## BEGIN

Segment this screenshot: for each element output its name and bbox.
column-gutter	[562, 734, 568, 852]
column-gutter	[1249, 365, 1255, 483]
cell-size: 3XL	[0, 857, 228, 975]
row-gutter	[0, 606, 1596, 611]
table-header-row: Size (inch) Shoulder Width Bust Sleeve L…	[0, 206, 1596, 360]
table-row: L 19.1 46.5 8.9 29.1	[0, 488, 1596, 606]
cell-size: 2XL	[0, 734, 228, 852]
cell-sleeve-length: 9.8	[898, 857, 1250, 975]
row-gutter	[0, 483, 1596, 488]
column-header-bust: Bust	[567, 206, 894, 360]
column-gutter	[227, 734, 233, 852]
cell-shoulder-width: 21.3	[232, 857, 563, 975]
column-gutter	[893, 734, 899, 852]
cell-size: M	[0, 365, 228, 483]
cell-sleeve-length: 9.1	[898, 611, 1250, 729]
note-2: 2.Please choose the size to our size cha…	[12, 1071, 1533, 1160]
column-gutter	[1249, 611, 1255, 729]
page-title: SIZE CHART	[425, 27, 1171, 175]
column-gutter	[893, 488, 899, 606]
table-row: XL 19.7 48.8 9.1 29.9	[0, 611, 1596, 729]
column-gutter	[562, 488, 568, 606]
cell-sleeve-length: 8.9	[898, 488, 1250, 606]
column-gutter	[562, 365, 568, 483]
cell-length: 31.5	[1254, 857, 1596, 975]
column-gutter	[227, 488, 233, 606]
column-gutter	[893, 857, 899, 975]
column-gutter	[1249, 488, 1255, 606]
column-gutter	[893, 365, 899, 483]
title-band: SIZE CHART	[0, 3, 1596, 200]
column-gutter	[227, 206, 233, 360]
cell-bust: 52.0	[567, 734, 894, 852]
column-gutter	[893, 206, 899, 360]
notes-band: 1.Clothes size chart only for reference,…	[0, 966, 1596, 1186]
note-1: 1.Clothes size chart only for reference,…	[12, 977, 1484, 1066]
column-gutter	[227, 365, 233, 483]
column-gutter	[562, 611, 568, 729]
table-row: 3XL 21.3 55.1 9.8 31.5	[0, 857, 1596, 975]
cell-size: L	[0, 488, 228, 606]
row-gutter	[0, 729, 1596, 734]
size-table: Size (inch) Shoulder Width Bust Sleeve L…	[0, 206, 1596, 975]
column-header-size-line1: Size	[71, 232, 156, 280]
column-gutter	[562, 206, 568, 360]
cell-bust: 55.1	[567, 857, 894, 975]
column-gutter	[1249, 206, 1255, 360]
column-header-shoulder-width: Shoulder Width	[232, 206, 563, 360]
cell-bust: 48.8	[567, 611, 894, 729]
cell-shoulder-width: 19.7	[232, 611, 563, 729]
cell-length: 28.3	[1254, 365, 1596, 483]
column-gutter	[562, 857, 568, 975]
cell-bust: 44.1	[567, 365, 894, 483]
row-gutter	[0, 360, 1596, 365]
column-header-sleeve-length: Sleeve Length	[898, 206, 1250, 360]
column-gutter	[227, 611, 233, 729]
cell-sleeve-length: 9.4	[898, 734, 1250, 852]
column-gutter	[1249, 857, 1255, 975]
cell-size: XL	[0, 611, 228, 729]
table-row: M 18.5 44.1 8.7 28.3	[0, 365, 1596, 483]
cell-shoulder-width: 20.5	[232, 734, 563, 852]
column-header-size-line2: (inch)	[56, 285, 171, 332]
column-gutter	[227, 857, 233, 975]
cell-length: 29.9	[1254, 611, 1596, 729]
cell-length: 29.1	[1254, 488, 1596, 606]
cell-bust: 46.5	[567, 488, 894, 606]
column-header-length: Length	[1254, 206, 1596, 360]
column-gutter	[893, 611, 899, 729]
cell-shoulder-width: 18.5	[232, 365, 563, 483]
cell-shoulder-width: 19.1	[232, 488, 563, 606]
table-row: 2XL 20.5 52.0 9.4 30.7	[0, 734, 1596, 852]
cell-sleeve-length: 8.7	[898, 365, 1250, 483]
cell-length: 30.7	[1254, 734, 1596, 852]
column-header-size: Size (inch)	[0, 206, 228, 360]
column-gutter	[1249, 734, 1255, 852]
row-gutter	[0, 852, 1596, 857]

## END
## BEGIN

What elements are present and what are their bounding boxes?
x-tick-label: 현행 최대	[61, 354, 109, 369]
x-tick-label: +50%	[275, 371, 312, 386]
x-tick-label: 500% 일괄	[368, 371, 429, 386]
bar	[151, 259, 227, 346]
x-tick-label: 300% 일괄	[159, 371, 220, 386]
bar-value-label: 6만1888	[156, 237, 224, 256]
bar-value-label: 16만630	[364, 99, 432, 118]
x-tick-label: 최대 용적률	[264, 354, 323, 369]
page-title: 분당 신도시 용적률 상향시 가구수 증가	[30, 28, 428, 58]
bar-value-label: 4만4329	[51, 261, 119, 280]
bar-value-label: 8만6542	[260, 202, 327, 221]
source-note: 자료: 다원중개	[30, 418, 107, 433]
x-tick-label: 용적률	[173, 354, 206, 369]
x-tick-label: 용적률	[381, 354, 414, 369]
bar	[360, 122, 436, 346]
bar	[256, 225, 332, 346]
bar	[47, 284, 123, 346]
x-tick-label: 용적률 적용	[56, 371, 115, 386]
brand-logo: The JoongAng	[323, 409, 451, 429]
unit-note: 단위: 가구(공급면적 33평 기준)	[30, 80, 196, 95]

## END

REQUEST → Can you set down, character for character, the lines running from the one containing "What elements are" up to and including the one containing "261, 119, 280]"?

RIGHT ANSWER →
What elements are present and what are their bounding boxes?
x-tick-label: 현행 최대	[61, 354, 109, 369]
x-tick-label: +50%	[275, 371, 312, 386]
x-tick-label: 500% 일괄	[368, 371, 429, 386]
bar	[151, 259, 227, 346]
x-tick-label: 300% 일괄	[159, 371, 220, 386]
bar-value-label: 6만1888	[156, 237, 224, 256]
bar-value-label: 16만630	[364, 99, 432, 118]
x-tick-label: 최대 용적률	[264, 354, 323, 369]
page-title: 분당 신도시 용적률 상향시 가구수 증가	[30, 28, 428, 58]
bar-value-label: 4만4329	[51, 261, 119, 280]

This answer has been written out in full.